OBJECTIVE — A faithful transcription of all the data is required.

INFORMATION SHOWN —
• • • • • • •
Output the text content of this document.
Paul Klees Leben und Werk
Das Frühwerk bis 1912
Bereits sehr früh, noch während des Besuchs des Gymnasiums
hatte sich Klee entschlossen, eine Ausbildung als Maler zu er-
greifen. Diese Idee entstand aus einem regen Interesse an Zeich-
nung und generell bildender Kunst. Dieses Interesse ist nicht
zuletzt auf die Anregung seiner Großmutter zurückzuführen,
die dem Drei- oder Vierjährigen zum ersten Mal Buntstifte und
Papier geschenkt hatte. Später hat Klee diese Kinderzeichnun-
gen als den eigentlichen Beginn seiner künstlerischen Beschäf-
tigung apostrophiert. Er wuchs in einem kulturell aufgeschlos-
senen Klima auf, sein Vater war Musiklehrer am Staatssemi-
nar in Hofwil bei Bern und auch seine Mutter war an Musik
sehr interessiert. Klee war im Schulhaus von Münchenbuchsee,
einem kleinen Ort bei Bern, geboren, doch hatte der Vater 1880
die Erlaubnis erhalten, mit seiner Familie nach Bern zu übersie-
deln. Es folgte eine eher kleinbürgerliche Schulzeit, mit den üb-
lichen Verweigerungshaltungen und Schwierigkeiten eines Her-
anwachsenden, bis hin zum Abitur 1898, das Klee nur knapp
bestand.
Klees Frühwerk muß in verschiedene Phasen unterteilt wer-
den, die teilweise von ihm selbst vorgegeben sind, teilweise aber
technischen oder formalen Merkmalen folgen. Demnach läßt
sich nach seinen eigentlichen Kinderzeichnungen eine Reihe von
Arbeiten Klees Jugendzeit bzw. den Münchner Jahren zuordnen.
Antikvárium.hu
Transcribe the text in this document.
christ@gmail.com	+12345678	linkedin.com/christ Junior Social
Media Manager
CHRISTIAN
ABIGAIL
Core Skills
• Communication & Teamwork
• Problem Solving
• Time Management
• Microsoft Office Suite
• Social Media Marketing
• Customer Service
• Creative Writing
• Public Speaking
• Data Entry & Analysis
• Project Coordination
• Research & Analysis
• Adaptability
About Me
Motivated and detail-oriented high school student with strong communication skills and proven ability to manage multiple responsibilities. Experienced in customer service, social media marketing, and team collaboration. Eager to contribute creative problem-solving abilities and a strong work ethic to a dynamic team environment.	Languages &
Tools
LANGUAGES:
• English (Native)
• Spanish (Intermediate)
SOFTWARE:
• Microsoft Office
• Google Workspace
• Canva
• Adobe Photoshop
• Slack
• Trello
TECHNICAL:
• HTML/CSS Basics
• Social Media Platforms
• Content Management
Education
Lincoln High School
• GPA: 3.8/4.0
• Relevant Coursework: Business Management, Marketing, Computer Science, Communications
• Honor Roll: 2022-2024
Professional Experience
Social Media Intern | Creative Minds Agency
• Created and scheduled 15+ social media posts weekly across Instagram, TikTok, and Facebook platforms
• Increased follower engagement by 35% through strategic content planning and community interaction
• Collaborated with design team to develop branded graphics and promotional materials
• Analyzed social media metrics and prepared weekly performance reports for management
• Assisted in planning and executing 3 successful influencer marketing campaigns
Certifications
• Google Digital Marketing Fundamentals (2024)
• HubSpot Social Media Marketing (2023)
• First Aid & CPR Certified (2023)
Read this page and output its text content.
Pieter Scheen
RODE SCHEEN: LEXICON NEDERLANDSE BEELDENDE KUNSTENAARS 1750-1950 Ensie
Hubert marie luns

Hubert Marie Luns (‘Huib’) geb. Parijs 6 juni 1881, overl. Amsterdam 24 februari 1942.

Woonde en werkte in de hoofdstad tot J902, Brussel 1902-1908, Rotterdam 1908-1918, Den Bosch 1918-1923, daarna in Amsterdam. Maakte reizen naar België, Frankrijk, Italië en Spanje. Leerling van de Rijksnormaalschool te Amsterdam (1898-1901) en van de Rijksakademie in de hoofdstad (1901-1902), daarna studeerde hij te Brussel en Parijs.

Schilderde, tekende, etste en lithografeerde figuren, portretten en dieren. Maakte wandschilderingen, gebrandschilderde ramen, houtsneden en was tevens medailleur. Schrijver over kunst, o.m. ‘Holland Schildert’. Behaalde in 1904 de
• • • • • • •
ANSWER TO THE PROBLEM —
Output the text content of this document.
Paul Klees Leben und Werk
Das Frühwerk bis 1912
Bereits sehr früh, noch während des Besuchs des Gymnasiums
hatte sich Klee entschlossen, eine Ausbildung als Maler zu er-
greifen. Diese Idee entstand aus einem regen Interesse an Zeich-
nung und generell bildender Kunst. Dieses Interesse ist nicht
zuletzt auf die Anregung seiner Großmutter zurückzuführen,
die dem Drei- oder Vierjährigen zum ersten Mal Buntstifte und
Papier geschenkt hatte. Später hat Klee diese Kinderzeichnun-
gen als den eigentlichen Beginn seiner künstlerischen Beschäf-
tigung apostrophiert. Er wuchs in einem kulturell aufgeschlos-
senen Klima auf, sein Vater war Musiklehrer am Staatssemi-
nar in Hofwil bei Bern und auch seine Mutter war an Musik
sehr interessiert. Klee war im Schulhaus von Münchenbuchsee,
einem kleinen Ort bei Bern, geboren, doch hatte der Vater 1880
die Erlaubnis erhalten, mit seiner Familie nach Bern zu übersie-
deln. Es folgte eine eher kleinbürgerliche Schulzeit, mit den üb-
lichen Verweigerungshaltungen und Schwierigkeiten eines Her-
anwachsenden, bis hin zum Abitur 1898, das Klee nur knapp
bestand.
Klees Frühwerk muß in verschiedene Phasen unterteilt wer-
den, die teilweise von ihm selbst vorgegeben sind, teilweise aber
technischen oder formalen Merkmalen folgen. Demnach läßt
sich nach seinen eigentlichen Kinderzeichnungen eine Reihe von
Arbeiten Klees Jugendzeit bzw. den Münchner Jahren zuordnen.
Antikvárium.hu
Transcribe the text in this document.
christ@gmail.com	+12345678	linkedin.com/christ Junior Social
Media Manager
CHRISTIAN
ABIGAIL
Core Skills
• Communication & Teamwork
• Problem Solving
• Time Management
• Microsoft Office Suite
• Social Media Marketing
• Customer Service
• Creative Writing
• Public Speaking
• Data Entry & Analysis
• Project Coordination
• Research & Analysis
• Adaptability
About Me
Motivated and detail-oriented high school student with strong communication skills and proven ability to manage multiple responsibilities. Experienced in customer service, social media marketing, and team collaboration. Eager to contribute creative problem-solving abilities and a strong work ethic to a dynamic team environment.	Languages &
Tools
LANGUAGES:
• English (Native)
• Spanish (Intermediate)
SOFTWARE:
• Microsoft Office
• Google Workspace
• Canva
• Adobe Photoshop
• Slack
• Trello
TECHNICAL:
• HTML/CSS Basics
• Social Media Platforms
• Content Management
Education
Lincoln High School
• GPA: 3.8/4.0
• Relevant Coursework: Business Management, Marketing, Computer Science, Communications
• Honor Roll: 2022-2024
Professional Experience
Social Media Intern | Creative Minds Agency
• Created and scheduled 15+ social media posts weekly across Instagram, TikTok, and Facebook platforms
• Increased follower engagement by 35% through strategic content planning and community interaction
• Collaborated with design team to develop branded graphics and promotional materials
• Analyzed social media metrics and prepared weekly performance reports for management
• Assisted in planning and executing 3 successful influencer marketing campaigns
Certifications
• Google Digital Marketing Fundamentals (2024)
• HubSpot Social Media Marketing (2023)
• First Aid & CPR Certified (2023)
Read this page and output its text content.
Pieter Scheen
RODE SCHEEN: LEXICON NEDERLANDSE BEELDENDE KUNSTENAARS 1750-1950 Ensie
Hubert marie luns

Hubert Marie Luns (‘Huib’) geb. Parijs 6 juni 1881, overl. Amsterdam 24 februari 1942.

Woonde en werkte in de hoofdstad tot J902, Brussel 1902-1908, Rotterdam 1908-1918, Den Bosch 1918-1923, daarna in Amsterdam. Maakte reizen naar België, Frankrijk, Italië en Spanje. Leerling van de Rijksnormaalschool te Amsterdam (1898-1901) en van de Rijksakademie in de hoofdstad (1901-1902), daarna studeerde hij te Brussel en Parijs.

Schilderde, tekende, etste en lithografeerde figuren, portretten en dieren. Maakte wandschilderingen, gebrandschilderde ramen, houtsneden en was tevens medailleur. Schrijver over kunst, o.m. ‘Holland Schildert’. Behaalde in 1904 de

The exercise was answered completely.